[Stated exercise] In the material below, the lines containing the word "Element" are required; copy each of them.

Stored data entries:

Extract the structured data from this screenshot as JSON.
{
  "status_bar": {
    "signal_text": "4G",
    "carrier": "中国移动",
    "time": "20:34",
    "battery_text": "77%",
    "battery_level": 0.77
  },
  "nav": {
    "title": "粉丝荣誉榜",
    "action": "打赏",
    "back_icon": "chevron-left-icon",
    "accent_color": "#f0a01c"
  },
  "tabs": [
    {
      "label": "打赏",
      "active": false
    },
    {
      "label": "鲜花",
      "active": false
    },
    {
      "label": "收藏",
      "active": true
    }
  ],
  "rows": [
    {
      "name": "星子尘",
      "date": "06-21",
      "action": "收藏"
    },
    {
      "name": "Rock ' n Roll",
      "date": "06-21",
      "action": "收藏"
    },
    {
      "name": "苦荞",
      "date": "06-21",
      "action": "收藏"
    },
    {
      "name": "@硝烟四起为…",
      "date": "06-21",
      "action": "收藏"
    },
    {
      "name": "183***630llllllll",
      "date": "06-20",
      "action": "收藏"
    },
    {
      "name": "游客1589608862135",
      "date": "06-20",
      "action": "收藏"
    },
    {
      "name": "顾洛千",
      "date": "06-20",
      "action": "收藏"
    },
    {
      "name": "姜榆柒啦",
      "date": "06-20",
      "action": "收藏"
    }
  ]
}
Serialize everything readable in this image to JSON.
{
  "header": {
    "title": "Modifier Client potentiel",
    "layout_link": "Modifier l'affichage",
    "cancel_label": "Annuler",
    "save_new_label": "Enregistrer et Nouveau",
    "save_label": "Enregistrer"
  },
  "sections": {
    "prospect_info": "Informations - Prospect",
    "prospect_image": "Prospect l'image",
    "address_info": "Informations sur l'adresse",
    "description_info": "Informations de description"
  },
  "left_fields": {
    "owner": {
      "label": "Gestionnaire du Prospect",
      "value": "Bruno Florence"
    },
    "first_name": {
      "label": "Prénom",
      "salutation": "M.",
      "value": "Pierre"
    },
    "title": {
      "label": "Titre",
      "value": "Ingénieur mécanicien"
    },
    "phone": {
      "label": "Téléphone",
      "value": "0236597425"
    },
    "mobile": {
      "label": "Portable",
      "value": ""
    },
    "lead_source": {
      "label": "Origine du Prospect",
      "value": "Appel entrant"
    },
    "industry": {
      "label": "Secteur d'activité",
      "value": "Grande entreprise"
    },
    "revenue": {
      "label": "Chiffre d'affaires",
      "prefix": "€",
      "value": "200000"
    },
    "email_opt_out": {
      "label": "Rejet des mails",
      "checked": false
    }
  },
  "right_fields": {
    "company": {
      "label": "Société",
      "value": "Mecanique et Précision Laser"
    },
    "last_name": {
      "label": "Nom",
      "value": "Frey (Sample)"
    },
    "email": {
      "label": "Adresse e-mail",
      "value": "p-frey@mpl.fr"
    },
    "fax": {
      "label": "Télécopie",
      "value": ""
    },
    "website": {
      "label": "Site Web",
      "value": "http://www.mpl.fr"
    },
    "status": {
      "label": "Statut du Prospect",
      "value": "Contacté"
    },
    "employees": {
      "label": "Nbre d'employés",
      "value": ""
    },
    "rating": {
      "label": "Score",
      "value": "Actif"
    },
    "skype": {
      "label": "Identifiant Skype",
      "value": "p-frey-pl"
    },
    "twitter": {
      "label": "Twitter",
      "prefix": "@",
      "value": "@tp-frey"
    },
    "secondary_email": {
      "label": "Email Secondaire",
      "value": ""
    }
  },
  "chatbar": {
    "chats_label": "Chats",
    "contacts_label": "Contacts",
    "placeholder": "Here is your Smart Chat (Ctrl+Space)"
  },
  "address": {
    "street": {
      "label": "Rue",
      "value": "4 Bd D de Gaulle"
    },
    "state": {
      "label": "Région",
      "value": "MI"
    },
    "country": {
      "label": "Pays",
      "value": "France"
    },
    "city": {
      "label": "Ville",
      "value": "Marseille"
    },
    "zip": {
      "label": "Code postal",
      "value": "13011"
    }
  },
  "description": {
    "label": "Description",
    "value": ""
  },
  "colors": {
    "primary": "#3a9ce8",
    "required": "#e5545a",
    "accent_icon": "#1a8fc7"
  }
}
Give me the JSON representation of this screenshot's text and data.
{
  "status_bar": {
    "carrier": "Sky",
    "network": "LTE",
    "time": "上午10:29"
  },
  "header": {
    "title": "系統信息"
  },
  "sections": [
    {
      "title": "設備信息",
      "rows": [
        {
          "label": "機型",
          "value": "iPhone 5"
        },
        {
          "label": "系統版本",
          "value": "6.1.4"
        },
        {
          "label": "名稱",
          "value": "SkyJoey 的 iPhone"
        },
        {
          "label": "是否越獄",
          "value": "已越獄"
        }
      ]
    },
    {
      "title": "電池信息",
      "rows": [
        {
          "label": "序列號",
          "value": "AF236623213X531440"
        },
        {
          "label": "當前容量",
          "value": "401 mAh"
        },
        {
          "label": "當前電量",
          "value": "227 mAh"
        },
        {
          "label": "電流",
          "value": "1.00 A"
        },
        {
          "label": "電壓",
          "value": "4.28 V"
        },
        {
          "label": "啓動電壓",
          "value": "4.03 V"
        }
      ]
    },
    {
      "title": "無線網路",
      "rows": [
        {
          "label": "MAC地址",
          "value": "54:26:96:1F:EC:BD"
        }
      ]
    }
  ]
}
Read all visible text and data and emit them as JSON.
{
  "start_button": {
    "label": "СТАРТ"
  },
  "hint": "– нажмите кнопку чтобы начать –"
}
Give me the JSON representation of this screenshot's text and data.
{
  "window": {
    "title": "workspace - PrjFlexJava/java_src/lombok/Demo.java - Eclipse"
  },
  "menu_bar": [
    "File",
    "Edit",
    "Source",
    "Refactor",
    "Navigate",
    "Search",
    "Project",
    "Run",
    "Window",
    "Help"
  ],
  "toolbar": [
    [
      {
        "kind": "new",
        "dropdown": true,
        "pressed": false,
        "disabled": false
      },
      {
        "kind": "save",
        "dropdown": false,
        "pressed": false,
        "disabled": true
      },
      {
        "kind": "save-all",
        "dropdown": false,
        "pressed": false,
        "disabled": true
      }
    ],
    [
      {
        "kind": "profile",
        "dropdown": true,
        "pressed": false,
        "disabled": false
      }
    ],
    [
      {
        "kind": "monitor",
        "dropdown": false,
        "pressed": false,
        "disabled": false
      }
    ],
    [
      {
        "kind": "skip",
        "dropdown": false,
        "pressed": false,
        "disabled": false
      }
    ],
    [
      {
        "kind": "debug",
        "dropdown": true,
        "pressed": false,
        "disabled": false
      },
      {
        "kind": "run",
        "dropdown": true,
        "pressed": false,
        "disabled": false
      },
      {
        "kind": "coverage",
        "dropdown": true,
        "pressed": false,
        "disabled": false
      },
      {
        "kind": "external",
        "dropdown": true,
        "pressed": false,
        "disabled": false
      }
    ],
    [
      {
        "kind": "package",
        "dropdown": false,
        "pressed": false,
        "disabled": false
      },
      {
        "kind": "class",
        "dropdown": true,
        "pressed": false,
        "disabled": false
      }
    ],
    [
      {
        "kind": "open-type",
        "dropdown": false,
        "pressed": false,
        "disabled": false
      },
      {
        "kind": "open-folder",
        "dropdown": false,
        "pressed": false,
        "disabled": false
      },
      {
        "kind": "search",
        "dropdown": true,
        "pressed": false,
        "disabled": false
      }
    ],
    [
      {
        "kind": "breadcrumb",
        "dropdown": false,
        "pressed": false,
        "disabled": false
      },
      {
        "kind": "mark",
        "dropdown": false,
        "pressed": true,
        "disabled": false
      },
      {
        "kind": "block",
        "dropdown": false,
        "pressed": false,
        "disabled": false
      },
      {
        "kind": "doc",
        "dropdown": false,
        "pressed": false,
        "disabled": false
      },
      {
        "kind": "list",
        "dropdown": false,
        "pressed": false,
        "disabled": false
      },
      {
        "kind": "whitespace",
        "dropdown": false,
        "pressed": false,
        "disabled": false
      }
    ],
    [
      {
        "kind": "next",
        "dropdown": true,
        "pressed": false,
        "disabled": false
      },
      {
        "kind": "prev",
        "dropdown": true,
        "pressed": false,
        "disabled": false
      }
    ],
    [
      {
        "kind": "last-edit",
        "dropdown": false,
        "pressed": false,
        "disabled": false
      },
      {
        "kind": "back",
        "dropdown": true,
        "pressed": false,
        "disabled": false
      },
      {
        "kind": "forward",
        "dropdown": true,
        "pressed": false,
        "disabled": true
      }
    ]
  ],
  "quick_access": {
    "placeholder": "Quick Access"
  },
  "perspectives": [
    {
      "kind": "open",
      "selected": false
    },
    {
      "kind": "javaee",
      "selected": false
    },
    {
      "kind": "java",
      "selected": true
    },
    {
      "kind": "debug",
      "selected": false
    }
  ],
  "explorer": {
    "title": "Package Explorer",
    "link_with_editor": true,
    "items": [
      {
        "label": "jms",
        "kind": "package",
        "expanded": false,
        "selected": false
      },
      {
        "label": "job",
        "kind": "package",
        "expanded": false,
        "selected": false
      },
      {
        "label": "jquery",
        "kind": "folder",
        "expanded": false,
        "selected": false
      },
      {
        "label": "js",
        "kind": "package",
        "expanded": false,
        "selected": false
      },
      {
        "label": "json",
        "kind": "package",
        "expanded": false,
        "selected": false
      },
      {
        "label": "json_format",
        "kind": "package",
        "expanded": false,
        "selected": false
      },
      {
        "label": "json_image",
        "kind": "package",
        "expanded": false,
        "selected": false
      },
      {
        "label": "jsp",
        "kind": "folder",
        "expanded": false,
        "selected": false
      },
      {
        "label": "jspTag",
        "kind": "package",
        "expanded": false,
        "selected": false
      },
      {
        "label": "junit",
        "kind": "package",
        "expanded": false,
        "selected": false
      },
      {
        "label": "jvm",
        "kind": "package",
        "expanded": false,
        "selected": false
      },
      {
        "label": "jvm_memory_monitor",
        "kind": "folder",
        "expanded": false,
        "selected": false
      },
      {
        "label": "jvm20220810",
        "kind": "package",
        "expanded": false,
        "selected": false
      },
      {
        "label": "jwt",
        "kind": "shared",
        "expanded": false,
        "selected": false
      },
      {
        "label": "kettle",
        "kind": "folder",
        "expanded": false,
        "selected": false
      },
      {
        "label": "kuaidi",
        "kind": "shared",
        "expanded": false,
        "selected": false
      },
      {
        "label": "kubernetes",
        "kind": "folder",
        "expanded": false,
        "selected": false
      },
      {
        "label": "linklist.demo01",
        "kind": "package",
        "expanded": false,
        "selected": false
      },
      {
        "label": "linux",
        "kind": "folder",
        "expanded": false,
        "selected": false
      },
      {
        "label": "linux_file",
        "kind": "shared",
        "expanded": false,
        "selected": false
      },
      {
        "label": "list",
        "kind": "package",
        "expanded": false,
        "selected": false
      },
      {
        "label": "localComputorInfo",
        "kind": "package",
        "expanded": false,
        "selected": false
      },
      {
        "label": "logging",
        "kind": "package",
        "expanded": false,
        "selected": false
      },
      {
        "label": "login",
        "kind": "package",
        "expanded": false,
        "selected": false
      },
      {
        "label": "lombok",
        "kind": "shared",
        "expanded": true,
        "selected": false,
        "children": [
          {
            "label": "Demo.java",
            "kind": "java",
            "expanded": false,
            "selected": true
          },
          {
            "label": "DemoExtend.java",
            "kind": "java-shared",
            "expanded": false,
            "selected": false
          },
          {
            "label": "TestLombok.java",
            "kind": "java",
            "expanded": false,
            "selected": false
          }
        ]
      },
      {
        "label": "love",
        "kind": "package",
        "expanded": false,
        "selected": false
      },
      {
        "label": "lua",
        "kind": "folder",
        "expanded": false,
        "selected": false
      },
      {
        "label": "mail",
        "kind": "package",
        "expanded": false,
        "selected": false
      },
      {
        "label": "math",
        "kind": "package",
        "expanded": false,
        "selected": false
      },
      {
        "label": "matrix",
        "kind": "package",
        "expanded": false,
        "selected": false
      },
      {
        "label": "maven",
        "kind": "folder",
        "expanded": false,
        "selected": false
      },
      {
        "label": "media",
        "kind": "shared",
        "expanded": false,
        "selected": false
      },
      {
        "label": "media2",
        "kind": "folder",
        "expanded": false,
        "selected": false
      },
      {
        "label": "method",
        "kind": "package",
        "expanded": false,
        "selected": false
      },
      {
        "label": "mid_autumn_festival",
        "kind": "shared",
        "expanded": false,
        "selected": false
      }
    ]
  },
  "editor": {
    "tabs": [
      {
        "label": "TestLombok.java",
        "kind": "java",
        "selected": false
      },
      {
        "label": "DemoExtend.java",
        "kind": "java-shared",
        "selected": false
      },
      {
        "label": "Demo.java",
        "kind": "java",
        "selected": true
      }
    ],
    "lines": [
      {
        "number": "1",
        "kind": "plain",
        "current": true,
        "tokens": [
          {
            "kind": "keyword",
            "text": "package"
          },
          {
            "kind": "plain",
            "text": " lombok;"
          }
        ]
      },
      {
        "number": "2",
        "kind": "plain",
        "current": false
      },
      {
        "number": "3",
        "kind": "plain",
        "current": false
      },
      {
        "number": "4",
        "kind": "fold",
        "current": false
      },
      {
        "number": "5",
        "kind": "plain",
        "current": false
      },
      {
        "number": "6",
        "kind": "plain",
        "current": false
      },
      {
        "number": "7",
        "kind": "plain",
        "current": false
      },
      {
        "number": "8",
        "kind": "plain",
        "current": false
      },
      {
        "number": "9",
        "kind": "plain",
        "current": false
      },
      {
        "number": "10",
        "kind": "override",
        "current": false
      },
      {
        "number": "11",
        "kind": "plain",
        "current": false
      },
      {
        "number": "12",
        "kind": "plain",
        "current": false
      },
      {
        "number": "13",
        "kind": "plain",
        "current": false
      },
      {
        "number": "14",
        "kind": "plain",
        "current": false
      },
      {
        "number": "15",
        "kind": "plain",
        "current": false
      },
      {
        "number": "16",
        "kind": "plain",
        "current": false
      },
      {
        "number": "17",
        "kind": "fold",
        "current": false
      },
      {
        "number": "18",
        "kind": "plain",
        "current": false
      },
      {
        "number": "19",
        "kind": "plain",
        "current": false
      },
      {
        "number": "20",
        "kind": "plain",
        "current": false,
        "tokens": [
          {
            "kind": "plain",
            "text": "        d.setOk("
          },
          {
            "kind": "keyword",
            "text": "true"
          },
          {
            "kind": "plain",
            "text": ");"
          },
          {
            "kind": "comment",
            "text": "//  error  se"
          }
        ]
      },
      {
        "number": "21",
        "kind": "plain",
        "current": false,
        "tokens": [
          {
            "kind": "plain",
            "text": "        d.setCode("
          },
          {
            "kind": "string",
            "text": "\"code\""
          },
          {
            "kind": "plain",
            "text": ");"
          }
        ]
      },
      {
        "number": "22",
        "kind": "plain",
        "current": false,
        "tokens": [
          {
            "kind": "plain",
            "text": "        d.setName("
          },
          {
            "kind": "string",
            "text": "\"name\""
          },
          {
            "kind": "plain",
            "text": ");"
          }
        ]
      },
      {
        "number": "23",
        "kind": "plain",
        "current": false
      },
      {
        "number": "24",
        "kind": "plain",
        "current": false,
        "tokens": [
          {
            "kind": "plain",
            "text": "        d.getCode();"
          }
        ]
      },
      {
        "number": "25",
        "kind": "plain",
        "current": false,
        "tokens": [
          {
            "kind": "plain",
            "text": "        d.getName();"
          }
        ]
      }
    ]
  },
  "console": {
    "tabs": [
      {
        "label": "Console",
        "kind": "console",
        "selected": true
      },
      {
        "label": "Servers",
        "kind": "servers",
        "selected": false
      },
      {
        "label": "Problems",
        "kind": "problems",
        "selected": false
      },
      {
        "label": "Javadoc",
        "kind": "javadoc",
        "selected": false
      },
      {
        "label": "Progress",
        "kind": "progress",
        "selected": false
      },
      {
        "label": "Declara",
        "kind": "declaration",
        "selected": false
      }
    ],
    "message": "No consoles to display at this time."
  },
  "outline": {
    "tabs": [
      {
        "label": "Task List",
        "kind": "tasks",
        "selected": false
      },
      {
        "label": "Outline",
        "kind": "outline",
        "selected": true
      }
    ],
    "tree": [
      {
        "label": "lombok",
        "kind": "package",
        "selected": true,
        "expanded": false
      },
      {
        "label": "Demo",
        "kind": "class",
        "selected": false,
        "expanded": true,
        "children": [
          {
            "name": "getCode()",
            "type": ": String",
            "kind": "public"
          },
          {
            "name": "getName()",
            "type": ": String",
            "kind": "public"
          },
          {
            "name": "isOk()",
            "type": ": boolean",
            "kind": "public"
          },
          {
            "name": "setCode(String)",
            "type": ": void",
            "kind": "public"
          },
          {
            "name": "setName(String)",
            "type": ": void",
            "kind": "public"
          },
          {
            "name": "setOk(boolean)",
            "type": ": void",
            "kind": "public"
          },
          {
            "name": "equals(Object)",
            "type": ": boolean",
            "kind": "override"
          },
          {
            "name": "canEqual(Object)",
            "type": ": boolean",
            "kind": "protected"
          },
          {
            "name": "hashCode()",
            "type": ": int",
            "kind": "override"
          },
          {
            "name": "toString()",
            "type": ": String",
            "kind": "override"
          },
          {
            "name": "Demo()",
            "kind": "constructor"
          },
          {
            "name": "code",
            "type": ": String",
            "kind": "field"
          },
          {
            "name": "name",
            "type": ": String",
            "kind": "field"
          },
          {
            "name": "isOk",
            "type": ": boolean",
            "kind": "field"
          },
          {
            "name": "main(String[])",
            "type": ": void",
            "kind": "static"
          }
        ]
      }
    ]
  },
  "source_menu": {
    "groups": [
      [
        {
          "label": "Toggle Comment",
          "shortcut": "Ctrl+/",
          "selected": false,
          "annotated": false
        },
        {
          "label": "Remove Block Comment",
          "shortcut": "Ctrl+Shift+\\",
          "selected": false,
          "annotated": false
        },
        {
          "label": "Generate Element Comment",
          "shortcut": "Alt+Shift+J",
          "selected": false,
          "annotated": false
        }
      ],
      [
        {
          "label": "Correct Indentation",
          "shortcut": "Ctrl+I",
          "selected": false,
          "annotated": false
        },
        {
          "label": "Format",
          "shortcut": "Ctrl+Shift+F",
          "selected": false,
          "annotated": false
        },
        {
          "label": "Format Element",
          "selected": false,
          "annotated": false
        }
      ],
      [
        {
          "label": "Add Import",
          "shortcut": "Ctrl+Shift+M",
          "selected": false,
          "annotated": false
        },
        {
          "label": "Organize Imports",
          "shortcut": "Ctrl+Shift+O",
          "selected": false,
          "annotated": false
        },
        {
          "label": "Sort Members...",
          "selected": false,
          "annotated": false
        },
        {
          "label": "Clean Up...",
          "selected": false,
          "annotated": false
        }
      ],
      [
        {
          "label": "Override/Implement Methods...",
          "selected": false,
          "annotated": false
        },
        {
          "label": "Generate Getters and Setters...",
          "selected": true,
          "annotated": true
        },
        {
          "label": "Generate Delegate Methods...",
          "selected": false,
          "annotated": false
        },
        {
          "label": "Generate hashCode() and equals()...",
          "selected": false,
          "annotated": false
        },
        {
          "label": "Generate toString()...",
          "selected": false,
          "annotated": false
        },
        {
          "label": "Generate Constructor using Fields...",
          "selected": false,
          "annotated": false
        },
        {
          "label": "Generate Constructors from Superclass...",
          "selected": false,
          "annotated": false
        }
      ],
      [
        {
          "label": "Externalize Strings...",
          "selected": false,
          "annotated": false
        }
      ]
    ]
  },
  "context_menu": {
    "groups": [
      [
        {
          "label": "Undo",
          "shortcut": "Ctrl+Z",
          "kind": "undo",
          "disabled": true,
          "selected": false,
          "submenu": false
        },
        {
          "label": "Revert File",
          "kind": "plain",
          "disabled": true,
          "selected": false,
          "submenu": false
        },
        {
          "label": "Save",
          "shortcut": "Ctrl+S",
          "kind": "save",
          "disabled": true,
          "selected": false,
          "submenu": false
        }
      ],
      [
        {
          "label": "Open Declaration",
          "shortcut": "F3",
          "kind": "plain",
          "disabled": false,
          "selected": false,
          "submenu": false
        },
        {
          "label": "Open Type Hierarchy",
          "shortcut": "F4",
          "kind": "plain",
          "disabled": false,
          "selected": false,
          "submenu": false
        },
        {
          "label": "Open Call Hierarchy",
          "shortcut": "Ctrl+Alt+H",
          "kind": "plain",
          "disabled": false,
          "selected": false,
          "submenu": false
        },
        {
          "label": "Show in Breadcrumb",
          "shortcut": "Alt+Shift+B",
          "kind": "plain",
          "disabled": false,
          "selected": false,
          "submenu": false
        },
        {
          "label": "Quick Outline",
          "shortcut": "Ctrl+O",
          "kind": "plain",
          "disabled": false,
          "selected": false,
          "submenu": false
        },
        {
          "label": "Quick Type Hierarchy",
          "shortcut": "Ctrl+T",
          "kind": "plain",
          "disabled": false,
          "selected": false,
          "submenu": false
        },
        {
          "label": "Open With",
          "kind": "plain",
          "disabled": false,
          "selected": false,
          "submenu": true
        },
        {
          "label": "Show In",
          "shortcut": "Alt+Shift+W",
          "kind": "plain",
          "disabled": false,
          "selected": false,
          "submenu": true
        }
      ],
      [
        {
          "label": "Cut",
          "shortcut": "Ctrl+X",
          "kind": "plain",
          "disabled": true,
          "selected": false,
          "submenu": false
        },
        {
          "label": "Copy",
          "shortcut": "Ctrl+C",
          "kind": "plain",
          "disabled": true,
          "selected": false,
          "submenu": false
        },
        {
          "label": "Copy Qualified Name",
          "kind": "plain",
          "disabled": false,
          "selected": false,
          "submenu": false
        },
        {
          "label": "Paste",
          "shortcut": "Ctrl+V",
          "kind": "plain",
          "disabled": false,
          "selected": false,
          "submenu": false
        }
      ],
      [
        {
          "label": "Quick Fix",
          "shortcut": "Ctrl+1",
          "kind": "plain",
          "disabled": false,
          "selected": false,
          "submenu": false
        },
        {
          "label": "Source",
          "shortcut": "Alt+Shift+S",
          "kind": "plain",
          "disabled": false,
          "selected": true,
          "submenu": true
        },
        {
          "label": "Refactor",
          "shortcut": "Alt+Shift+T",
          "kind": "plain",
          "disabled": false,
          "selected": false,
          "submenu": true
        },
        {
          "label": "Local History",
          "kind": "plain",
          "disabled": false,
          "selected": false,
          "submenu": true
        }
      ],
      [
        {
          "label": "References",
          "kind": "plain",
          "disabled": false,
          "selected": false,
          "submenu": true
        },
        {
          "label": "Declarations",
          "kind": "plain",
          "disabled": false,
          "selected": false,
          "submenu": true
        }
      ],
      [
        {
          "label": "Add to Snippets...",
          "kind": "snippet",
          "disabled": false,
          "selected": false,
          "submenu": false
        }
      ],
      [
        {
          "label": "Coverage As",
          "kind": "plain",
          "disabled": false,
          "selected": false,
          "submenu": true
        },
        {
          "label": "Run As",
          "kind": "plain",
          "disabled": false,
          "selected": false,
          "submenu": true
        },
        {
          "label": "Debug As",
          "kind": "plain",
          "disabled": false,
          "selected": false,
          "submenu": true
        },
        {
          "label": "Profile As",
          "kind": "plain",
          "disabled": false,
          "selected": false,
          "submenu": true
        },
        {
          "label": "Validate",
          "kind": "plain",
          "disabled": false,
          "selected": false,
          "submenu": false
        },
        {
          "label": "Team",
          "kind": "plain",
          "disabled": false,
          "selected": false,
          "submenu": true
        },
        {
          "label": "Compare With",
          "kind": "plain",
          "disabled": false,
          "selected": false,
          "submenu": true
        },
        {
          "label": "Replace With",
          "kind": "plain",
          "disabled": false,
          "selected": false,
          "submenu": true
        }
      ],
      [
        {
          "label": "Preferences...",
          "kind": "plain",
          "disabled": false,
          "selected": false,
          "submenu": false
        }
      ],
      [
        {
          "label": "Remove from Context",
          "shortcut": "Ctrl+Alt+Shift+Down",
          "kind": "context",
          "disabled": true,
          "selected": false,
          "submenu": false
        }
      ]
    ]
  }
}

[Exercise result]
          "label": "Generate Element Comment",
          "label": "Format Element",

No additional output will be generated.